## [SET PROBLEM]
Copy out all lines in the data below containing the string "Price".

* Begin ITEMS *

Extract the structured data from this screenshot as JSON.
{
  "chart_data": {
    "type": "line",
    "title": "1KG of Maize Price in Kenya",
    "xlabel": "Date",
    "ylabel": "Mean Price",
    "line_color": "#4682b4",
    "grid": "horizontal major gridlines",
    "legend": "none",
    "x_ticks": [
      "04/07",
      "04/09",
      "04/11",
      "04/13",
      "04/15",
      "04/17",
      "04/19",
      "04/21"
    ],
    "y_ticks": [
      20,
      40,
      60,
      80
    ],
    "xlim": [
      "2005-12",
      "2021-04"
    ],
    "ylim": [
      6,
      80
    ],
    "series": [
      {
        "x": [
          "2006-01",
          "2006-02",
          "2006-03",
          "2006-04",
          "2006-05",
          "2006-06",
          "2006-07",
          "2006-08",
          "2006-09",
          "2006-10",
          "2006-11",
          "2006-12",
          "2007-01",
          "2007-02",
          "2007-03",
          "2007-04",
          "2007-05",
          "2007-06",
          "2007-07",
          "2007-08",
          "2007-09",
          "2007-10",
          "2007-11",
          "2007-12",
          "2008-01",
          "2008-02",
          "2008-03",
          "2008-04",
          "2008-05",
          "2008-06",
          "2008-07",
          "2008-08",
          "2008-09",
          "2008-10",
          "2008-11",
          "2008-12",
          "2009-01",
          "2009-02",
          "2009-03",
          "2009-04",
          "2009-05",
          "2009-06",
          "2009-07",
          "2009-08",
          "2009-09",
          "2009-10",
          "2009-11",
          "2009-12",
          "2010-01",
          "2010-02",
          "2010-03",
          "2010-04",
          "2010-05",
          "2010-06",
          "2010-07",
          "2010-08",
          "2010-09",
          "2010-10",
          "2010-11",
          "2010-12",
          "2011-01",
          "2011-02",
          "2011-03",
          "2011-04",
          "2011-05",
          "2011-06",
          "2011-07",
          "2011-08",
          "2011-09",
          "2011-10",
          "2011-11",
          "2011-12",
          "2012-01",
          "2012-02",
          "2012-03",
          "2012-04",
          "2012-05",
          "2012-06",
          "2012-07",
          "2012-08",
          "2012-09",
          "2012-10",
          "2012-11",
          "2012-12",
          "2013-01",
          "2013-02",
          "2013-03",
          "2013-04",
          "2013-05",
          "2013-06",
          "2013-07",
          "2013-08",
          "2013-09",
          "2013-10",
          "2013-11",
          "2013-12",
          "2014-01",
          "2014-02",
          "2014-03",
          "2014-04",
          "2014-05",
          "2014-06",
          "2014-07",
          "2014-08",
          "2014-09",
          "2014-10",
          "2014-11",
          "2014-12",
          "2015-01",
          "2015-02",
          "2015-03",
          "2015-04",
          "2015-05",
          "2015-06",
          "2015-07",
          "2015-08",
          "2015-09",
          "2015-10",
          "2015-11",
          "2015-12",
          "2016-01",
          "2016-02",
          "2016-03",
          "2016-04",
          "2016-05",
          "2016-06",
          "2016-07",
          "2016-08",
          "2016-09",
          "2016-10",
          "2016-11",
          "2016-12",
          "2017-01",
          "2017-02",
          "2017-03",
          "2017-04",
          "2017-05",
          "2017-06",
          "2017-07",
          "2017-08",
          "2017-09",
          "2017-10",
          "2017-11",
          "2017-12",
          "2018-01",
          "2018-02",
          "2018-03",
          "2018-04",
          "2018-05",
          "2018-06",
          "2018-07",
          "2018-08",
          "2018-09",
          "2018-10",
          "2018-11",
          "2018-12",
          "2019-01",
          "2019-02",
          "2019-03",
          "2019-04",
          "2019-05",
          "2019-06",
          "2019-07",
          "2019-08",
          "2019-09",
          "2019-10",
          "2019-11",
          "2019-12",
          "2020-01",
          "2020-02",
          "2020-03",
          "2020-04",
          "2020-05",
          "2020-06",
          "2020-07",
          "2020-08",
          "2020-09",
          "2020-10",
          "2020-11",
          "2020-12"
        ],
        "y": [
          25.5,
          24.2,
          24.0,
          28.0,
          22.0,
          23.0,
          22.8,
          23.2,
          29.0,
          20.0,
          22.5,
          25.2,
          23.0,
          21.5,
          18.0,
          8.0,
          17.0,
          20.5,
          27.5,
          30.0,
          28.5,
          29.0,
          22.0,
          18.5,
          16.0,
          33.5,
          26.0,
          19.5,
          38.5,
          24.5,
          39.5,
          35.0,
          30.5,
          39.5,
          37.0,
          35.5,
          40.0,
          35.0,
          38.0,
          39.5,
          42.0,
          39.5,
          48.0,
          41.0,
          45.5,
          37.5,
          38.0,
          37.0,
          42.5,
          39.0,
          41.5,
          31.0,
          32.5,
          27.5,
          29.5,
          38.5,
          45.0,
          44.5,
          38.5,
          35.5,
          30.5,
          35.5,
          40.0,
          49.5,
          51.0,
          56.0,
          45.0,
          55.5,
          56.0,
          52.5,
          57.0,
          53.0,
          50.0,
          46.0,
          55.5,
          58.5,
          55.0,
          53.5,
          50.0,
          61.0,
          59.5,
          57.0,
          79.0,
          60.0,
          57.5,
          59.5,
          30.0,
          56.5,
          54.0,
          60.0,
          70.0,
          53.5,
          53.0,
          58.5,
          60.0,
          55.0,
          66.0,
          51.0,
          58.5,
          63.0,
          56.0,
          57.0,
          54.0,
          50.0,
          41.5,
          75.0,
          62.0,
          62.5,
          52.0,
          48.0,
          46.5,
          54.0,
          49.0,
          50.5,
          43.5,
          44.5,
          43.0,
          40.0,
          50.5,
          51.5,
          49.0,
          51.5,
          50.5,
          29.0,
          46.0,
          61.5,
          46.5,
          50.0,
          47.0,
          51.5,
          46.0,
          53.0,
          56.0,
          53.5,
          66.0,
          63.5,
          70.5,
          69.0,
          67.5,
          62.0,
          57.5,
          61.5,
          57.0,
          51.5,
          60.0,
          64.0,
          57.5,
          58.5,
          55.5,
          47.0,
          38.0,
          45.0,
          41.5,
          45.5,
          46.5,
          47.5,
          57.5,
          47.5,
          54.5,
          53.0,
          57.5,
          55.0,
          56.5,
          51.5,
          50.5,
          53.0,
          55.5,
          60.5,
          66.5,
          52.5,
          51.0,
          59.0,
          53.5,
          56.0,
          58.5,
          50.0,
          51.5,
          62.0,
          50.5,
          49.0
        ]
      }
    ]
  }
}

* End ITEMS *

## [SOLUTION]
    "title": "1KG of Maize Price in Kenya",
    "ylabel": "Mean Price",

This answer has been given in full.